>> Begin
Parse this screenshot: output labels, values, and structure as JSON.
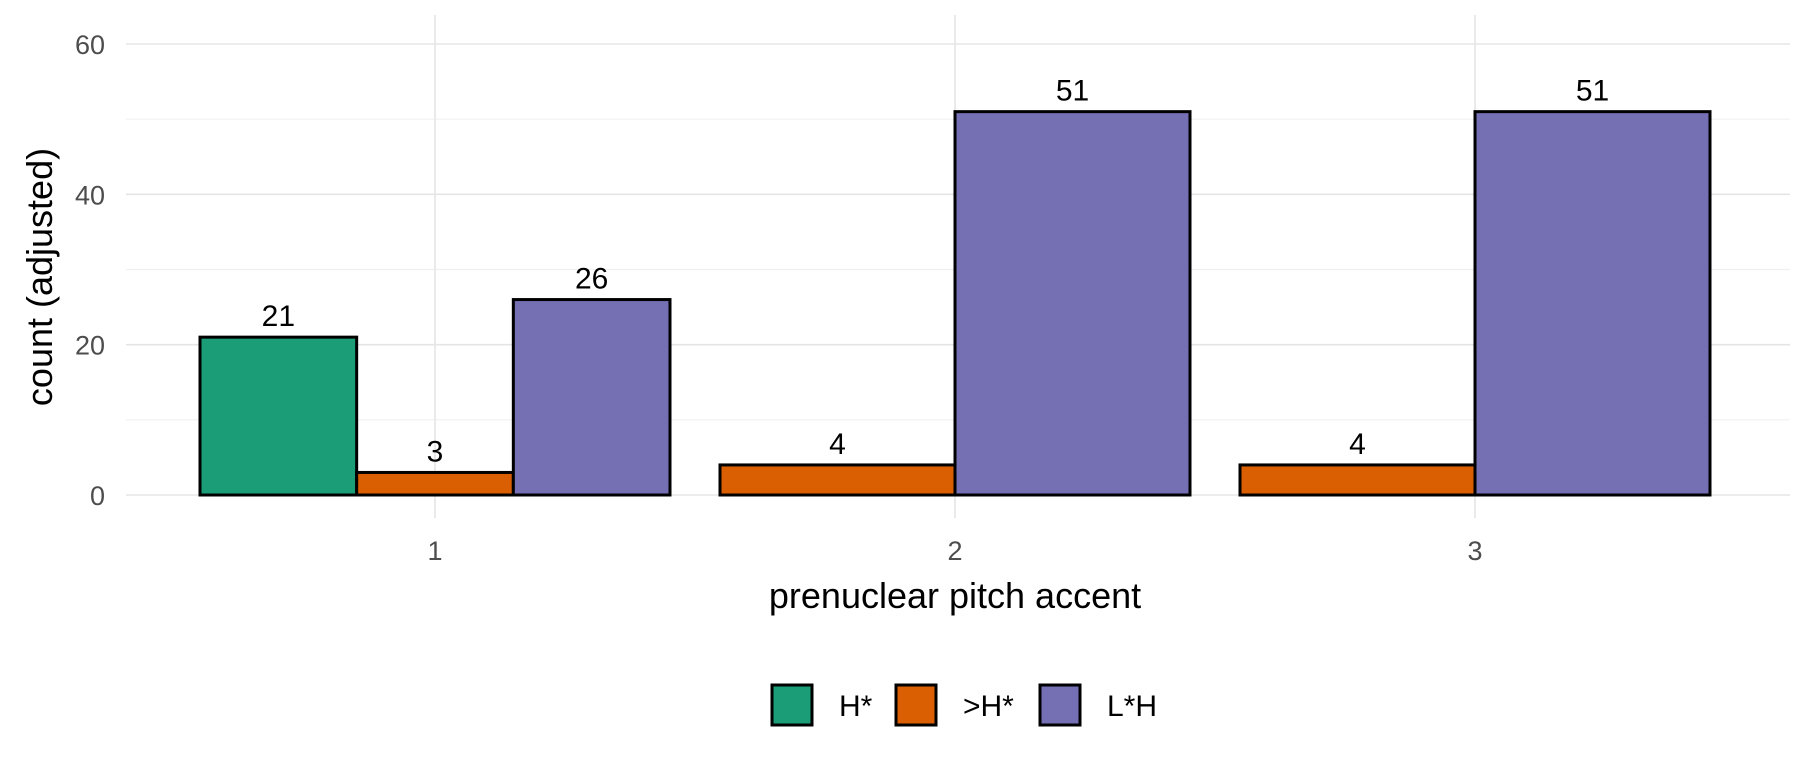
{
  "chart_data": {
    "type": "bar",
    "title": "",
    "xlabel": "prenuclear pitch accent",
    "ylabel": "count (adjusted)",
    "categories": [
      "1",
      "2",
      "3"
    ],
    "ylim": [
      0,
      60
    ],
    "yticks": [
      0,
      20,
      40,
      60
    ],
    "grid": true,
    "legend_position": "bottom",
    "series": [
      {
        "name": "H*",
        "color": "#1b9e77",
        "values": [
          21,
          null,
          null
        ],
        "labels": [
          "21",
          "",
          ""
        ]
      },
      {
        "name": ">H*",
        "color": "#d95f02",
        "values": [
          3,
          4,
          4
        ],
        "labels": [
          "3",
          "4",
          "4"
        ]
      },
      {
        "name": "L*H",
        "color": "#7570b3",
        "values": [
          26,
          51,
          51
        ],
        "labels": [
          "26",
          "51",
          "51"
        ]
      }
    ]
  }
}
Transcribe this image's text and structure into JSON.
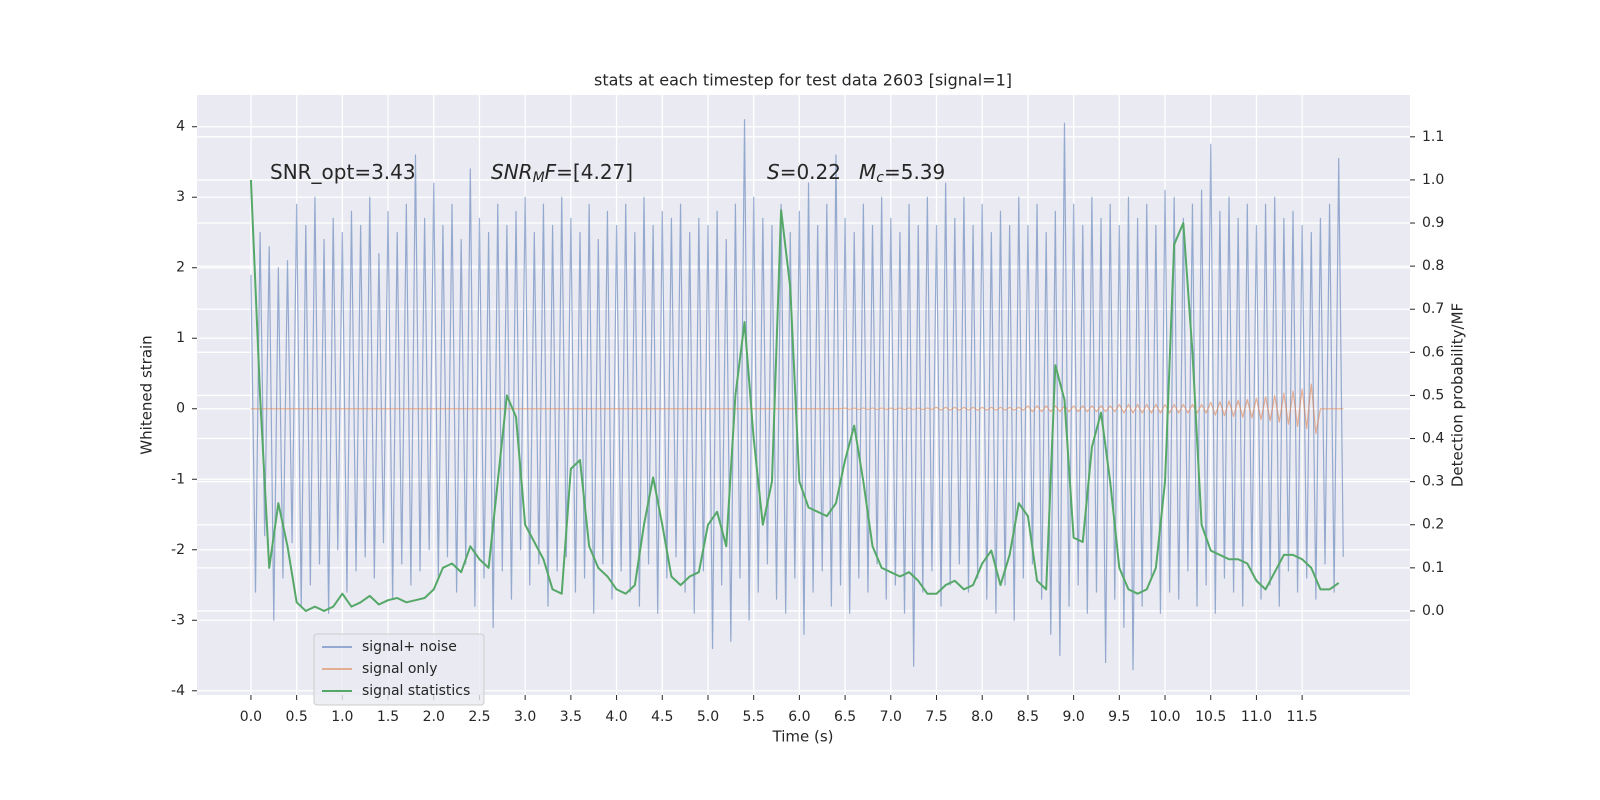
>> End
Copy out each line exactly, without the pictures.

Parse this screenshot: output labels, values, and structure as JSON.
{
  "chart_data": {
    "type": "bar",
    "title": "",
    "xlabel": "prenuclear pitch accent",
    "ylabel": "count (adjusted)",
    "categories": [
      "1",
      "2",
      "3"
    ],
    "ylim": [
      0,
      60
    ],
    "yticks": [
      0,
      20,
      40,
      60
    ],
    "grid": true,
    "legend_position": "bottom",
    "series": [
      {
        "name": "H*",
        "color": "#1b9e77",
        "values": [
          21,
          null,
          null
        ],
        "labels": [
          "21",
          "",
          ""
        ]
      },
      {
        "name": ">H*",
        "color": "#d95f02",
        "values": [
          3,
          4,
          4
        ],
        "labels": [
          "3",
          "4",
          "4"
        ]
      },
      {
        "name": "L*H",
        "color": "#7570b3",
        "values": [
          26,
          51,
          51
        ],
        "labels": [
          "26",
          "51",
          "51"
        ]
      }
    ]
  }
}
Transcribe this image's text and structure into JSON.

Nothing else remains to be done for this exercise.